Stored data
--------------------------------------------------
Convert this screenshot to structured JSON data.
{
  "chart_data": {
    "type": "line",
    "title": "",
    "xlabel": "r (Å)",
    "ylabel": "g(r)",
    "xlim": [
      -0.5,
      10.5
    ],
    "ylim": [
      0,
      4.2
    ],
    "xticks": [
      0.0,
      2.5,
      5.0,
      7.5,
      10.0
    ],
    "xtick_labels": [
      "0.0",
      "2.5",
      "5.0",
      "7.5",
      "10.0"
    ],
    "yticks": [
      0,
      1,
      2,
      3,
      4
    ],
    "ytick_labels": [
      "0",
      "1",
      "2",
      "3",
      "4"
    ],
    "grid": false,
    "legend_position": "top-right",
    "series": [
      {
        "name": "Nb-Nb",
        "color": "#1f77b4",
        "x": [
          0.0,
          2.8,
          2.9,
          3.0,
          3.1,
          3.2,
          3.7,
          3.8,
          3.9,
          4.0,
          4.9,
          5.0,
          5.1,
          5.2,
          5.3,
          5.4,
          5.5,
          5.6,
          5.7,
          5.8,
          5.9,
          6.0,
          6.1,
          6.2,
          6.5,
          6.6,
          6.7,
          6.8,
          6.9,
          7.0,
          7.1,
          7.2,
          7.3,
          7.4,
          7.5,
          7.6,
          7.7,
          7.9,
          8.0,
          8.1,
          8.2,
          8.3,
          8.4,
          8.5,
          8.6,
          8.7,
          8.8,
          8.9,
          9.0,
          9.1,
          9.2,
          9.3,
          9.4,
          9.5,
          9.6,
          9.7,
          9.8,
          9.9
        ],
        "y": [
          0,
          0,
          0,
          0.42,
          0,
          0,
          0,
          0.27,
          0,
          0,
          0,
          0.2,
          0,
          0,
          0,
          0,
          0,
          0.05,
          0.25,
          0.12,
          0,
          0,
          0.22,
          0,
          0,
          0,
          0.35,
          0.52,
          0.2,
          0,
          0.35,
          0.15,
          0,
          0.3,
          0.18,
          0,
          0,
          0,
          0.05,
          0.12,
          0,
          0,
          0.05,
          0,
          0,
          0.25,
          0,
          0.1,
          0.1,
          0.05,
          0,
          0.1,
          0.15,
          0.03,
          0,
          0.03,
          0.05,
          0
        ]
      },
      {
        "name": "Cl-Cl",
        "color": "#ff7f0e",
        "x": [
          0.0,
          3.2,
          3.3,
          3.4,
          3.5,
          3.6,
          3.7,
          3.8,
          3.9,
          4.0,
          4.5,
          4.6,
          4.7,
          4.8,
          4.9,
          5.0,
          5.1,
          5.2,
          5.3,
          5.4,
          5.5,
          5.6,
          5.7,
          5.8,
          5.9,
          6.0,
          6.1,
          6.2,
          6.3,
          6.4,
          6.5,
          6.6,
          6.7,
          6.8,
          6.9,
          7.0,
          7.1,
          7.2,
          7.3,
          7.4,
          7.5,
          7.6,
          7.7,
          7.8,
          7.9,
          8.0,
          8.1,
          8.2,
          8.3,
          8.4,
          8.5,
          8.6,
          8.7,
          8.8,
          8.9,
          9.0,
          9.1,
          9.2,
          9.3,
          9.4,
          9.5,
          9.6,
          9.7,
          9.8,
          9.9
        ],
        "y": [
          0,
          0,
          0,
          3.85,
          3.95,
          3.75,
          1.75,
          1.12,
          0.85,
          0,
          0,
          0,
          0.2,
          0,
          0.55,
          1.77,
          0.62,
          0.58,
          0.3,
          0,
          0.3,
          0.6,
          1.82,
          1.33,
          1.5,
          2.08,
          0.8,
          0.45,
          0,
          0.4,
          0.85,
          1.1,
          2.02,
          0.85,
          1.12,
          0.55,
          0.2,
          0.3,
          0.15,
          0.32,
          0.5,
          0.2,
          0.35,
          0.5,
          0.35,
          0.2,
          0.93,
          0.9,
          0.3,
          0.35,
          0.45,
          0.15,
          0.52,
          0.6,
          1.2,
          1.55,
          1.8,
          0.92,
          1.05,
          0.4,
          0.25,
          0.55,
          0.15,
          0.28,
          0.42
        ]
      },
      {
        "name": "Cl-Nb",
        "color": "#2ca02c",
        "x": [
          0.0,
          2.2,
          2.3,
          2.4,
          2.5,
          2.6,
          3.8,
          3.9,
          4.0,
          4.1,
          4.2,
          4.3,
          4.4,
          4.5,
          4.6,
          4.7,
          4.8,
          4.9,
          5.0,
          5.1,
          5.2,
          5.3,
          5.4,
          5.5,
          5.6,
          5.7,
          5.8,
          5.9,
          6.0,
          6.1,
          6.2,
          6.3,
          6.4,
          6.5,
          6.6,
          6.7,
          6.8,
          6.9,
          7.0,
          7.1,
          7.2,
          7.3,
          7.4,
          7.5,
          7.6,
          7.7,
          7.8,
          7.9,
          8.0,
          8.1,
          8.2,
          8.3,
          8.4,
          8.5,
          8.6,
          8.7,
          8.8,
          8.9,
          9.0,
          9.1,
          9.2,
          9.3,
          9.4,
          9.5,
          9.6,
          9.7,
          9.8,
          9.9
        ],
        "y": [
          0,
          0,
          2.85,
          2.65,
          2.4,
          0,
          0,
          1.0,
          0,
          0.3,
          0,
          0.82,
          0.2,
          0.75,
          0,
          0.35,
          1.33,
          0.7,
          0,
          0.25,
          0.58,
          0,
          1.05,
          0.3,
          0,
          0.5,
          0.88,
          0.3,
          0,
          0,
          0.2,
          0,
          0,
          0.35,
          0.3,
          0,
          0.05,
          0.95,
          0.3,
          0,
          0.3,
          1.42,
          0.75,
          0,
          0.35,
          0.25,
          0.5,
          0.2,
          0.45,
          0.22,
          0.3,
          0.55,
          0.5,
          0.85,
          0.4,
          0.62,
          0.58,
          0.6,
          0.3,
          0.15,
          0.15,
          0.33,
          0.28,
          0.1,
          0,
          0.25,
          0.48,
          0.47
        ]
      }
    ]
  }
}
--------------------------------------------------
**Goal**
Tally the lines above containing "color". Answer with the count only.

**Correct response**
3